Objective -> Identify every line in the records below that contains the word "color", and copy each of those lines.

[Start of Input records]

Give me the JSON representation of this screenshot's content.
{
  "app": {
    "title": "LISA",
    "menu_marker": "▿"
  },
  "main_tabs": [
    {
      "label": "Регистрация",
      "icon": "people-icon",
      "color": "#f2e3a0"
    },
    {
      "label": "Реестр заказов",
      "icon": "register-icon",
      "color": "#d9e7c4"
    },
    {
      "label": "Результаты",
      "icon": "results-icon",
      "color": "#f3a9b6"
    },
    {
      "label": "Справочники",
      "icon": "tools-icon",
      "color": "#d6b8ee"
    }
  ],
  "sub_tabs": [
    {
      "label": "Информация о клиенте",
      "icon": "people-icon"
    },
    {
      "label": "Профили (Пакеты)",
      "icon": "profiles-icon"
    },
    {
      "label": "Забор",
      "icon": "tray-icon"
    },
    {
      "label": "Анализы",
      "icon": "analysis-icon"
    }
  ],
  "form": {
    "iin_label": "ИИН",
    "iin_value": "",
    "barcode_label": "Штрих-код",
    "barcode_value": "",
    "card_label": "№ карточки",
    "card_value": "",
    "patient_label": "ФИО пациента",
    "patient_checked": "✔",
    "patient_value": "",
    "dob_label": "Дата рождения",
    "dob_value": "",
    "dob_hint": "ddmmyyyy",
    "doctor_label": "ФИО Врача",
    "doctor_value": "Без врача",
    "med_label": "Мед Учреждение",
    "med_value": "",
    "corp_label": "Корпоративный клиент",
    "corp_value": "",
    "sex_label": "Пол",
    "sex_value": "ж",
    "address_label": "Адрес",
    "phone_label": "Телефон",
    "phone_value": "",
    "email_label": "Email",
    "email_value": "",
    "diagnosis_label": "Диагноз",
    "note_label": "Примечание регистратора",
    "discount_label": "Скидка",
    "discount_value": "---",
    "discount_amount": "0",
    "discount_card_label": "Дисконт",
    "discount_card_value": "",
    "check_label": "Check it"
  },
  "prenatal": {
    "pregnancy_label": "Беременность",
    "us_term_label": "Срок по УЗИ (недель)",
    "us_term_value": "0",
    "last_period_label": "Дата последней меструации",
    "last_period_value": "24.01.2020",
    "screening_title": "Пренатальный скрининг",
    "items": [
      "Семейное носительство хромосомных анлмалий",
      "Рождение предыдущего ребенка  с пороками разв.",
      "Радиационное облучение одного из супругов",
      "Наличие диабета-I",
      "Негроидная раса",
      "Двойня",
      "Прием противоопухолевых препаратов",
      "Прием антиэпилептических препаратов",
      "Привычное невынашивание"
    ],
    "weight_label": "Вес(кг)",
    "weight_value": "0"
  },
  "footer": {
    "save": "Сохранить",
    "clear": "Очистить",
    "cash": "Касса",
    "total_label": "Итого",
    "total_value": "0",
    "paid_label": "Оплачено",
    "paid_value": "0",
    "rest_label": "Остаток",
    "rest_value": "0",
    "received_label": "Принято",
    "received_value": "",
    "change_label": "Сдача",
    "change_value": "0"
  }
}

[End of Input records]

Problem solution ->
      "color": "#f2e3a0"
      "color": "#d9e7c4"
      "color": "#f3a9b6"
      "color": "#d6b8ee"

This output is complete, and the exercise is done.